Deine Aufgaben:
- A) Seit welchem Jahr ist jüdisches Leben im deutschen Sprachraum laut dem Textauszug nachweisbar?
- B) Schreib aus dem Textauszug wortgetreu den Abschnitt zwischen „18. Mai 2021“ und „sich, ihr zuzuhören.“ ab, beide Stellen eingeschlossen.

Textauszug:
========

18. Mai 2021

Wir leben!

Von nst5

Mit Leidenschaft, Biss und Humor

setzt sich die Autorin Mirna Funk für eine bessere Wahrnehmung jüdischen Lebens ein. Es lohnt sich, ihr zuzuhören.

„Weil man alles über die toten Juden“ weiß, „aber nichts über die lebendigen. Auch deswegen schreibe ich diesen Text. Denn: Wir leben!“ 1
Diese Zeilen stammen aus einem Artikel der Berliner Autorin Mirna Funk für „Die Zeit“ über die junge Generation von Jüdinnen und Juden in Deutschland. Durchaus provokant. Aber sie treffen ziemlich gut, warum wir diese Ausgabe dem „Jüdischen Leben heute“ widmen. Sie leben! Sie leben hier – in der Schweiz, in Österreich und in Deutschland. Und zwar seit 1700 Jahren. Seit dem Jahr 321 ist jüdisches Leben im deutschen Sprachraum nachweisbar. Über die Jahrhunderte hinweg war dieses Leben häufig, ja meistens von Diskriminierung, Verfolgung und Vertreibung gekennzeichnet. Dass Jüdinnen und Juden heute noch (oder wieder) hier leben, ist – insbesondere für Deutschland – nach der Shoa alles andere als selbstverständlich. Es sind Überlebende, ihre Kinder, Enkel und auch Urenkel. Zwischen 1991 und 2005 wanderten zahlreiche Jüdinnen und Juden aus der ehemaligen Sowjetunion nach Deutschland ein, sodass ihre Zahl von 30 000 auf 118 000 stieg. In Österreich sind es 10 000, in der Schweiz 18 500. 2 Auch junge Israelis kommen – vor allem nach Berlin.

========

Bereitgestelltes Material:

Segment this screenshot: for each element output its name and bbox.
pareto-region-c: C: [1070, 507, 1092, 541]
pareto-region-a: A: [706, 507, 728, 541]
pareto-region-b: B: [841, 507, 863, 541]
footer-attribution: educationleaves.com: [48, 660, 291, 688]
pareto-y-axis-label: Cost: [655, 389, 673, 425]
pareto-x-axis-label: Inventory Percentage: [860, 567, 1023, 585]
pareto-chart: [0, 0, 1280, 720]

========

Antwortliste:
- A) Seit dem Jahr 321.

- B)
18. Mai 2021

Wir leben!

Von nst5

Mit Leidenschaft, Biss und Humor

setzt sich die Autorin Mirna Funk für eine bessere Wahrnehmung jüdischen Lebens ein. Es lohnt sich, ihr zuzuhören.